• _EXERCISE REQUIREMENTS_
All of the records listed below should be retyped exactly.

• _WORKING DATA_
▼▼▼

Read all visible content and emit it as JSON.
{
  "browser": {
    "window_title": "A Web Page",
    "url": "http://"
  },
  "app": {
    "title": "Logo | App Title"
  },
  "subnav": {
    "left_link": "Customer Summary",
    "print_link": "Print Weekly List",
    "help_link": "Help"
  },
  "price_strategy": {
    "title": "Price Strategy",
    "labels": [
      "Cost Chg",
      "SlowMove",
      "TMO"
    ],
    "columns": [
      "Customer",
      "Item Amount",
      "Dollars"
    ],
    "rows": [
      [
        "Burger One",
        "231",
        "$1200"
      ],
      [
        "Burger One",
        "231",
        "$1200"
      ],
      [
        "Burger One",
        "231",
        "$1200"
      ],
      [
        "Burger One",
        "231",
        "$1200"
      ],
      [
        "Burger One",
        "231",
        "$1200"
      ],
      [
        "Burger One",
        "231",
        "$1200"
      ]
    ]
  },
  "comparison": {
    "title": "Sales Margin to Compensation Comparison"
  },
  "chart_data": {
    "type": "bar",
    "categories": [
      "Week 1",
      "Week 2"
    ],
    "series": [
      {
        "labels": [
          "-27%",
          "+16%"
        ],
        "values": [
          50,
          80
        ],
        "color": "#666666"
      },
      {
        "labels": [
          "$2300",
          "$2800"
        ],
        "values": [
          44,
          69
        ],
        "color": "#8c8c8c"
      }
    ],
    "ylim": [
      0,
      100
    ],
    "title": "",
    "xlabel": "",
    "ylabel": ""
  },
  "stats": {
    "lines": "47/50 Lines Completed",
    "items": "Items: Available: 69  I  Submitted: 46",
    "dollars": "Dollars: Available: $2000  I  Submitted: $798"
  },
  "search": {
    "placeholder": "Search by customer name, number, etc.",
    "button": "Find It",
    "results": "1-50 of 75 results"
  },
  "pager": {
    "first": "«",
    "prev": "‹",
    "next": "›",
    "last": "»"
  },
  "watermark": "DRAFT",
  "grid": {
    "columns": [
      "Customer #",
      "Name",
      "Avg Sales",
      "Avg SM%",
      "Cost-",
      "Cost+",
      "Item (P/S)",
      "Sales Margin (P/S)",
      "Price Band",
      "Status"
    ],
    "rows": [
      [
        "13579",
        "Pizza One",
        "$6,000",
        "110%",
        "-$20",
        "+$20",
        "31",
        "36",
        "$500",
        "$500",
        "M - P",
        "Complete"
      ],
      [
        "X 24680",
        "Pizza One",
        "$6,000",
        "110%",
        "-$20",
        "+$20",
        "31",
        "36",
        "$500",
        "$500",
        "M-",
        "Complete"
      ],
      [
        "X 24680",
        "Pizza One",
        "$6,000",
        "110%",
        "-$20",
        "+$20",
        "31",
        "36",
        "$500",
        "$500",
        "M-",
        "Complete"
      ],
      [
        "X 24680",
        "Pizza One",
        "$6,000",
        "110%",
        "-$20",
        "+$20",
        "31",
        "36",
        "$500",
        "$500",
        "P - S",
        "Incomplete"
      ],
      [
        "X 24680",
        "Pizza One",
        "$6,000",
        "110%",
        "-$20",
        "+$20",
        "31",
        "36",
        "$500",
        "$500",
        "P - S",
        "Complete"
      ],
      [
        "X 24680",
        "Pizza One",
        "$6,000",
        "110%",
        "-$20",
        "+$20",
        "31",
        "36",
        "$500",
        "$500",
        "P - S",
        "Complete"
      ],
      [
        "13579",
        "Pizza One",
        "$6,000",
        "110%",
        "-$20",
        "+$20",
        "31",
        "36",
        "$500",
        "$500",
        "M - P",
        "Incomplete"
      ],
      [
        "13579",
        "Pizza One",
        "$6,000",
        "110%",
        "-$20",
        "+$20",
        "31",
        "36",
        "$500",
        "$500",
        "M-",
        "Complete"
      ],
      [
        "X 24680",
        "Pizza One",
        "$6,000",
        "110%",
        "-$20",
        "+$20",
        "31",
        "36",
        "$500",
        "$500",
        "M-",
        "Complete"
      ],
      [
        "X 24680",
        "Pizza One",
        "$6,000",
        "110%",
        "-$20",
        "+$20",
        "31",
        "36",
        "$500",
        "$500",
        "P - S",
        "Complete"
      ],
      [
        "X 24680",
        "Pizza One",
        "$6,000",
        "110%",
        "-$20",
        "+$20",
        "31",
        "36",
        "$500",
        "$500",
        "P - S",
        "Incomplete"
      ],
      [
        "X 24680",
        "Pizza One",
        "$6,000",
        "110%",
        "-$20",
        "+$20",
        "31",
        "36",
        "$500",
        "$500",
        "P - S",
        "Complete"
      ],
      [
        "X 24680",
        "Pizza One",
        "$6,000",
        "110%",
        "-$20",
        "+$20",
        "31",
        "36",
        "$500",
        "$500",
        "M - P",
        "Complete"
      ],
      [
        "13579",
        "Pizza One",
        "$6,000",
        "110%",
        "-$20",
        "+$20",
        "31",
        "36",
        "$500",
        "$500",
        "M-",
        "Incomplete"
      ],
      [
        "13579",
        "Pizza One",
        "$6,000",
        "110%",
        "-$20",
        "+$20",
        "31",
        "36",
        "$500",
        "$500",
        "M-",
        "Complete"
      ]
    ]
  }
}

▲▲▲

• _RESULT FOR THIS EXERCISE_
Read all visible content and emit it as JSON.
{
  "browser": {
    "window_title": "A Web Page",
    "url": "http://"
  },
  "app": {
    "title": "Logo | App Title"
  },
  "subnav": {
    "left_link": "Customer Summary",
    "print_link": "Print Weekly List",
    "help_link": "Help"
  },
  "price_strategy": {
    "title": "Price Strategy",
    "labels": [
      "Cost Chg",
      "SlowMove",
      "TMO"
    ],
    "columns": [
      "Customer",
      "Item Amount",
      "Dollars"
    ],
    "rows": [
      [
        "Burger One",
        "231",
        "$1200"
      ],
      [
        "Burger One",
        "231",
        "$1200"
      ],
      [
        "Burger One",
        "231",
        "$1200"
      ],
      [
        "Burger One",
        "231",
        "$1200"
      ],
      [
        "Burger One",
        "231",
        "$1200"
      ],
      [
        "Burger One",
        "231",
        "$1200"
      ]
    ]
  },
  "comparison": {
    "title": "Sales Margin to Compensation Comparison"
  },
  "chart_data": {
    "type": "bar",
    "categories": [
      "Week 1",
      "Week 2"
    ],
    "series": [
      {
        "labels": [
          "-27%",
          "+16%"
        ],
        "values": [
          50,
          80
        ],
        "color": "#666666"
      },
      {
        "labels": [
          "$2300",
          "$2800"
        ],
        "values": [
          44,
          69
        ],
        "color": "#8c8c8c"
      }
    ],
    "ylim": [
      0,
      100
    ],
    "title": "",
    "xlabel": "",
    "ylabel": ""
  },
  "stats": {
    "lines": "47/50 Lines Completed",
    "items": "Items: Available: 69  I  Submitted: 46",
    "dollars": "Dollars: Available: $2000  I  Submitted: $798"
  },
  "search": {
    "placeholder": "Search by customer name, number, etc.",
    "button": "Find It",
    "results": "1-50 of 75 results"
  },
  "pager": {
    "first": "«",
    "prev": "‹",
    "next": "›",
    "last": "»"
  },
  "watermark": "DRAFT",
  "grid": {
    "columns": [
      "Customer #",
      "Name",
      "Avg Sales",
      "Avg SM%",
      "Cost-",
      "Cost+",
      "Item (P/S)",
      "Sales Margin (P/S)",
      "Price Band",
      "Status"
    ],
    "rows": [
      [
        "13579",
        "Pizza One",
        "$6,000",
        "110%",
        "-$20",
        "+$20",
        "31",
        "36",
        "$500",
        "$500",
        "M - P",
        "Complete"
      ],
      [
        "X 24680",
        "Pizza One",
        "$6,000",
        "110%",
        "-$20",
        "+$20",
        "31",
        "36",
        "$500",
        "$500",
        "M-",
        "Complete"
      ],
      [
        "X 24680",
        "Pizza One",
        "$6,000",
        "110%",
        "-$20",
        "+$20",
        "31",
        "36",
        "$500",
        "$500",
        "M-",
        "Complete"
      ],
      [
        "X 24680",
        "Pizza One",
        "$6,000",
        "110%",
        "-$20",
        "+$20",
        "31",
        "36",
        "$500",
        "$500",
        "P - S",
        "Incomplete"
      ],
      [
        "X 24680",
        "Pizza One",
        "$6,000",
        "110%",
        "-$20",
        "+$20",
        "31",
        "36",
        "$500",
        "$500",
        "P - S",
        "Complete"
      ],
      [
        "X 24680",
        "Pizza One",
        "$6,000",
        "110%",
        "-$20",
        "+$20",
        "31",
        "36",
        "$500",
        "$500",
        "P - S",
        "Complete"
      ],
      [
        "13579",
        "Pizza One",
        "$6,000",
        "110%",
        "-$20",
        "+$20",
        "31",
        "36",
        "$500",
        "$500",
        "M - P",
        "Incomplete"
      ],
      [
        "13579",
        "Pizza One",
        "$6,000",
        "110%",
        "-$20",
        "+$20",
        "31",
        "36",
        "$500",
        "$500",
        "M-",
        "Complete"
      ],
      [
        "X 24680",
        "Pizza One",
        "$6,000",
        "110%",
        "-$20",
        "+$20",
        "31",
        "36",
        "$500",
        "$500",
        "M-",
        "Complete"
      ],
      [
        "X 24680",
        "Pizza One",
        "$6,000",
        "110%",
        "-$20",
        "+$20",
        "31",
        "36",
        "$500",
        "$500",
        "P - S",
        "Complete"
      ],
      [
        "X 24680",
        "Pizza One",
        "$6,000",
        "110%",
        "-$20",
        "+$20",
        "31",
        "36",
        "$500",
        "$500",
        "P - S",
        "Incomplete"
      ],
      [
        "X 24680",
        "Pizza One",
        "$6,000",
        "110%",
        "-$20",
        "+$20",
        "31",
        "36",
        "$500",
        "$500",
        "P - S",
        "Complete"
      ],
      [
        "X 24680",
        "Pizza One",
        "$6,000",
        "110%",
        "-$20",
        "+$20",
        "31",
        "36",
        "$500",
        "$500",
        "M - P",
        "Complete"
      ],
      [
        "13579",
        "Pizza One",
        "$6,000",
        "110%",
        "-$20",
        "+$20",
        "31",
        "36",
        "$500",
        "$500",
        "M-",
        "Incomplete"
      ],
      [
        "13579",
        "Pizza One",
        "$6,000",
        "110%",
        "-$20",
        "+$20",
        "31",
        "36",
        "$500",
        "$500",
        "M-",
        "Complete"
      ]
    ]
  }
}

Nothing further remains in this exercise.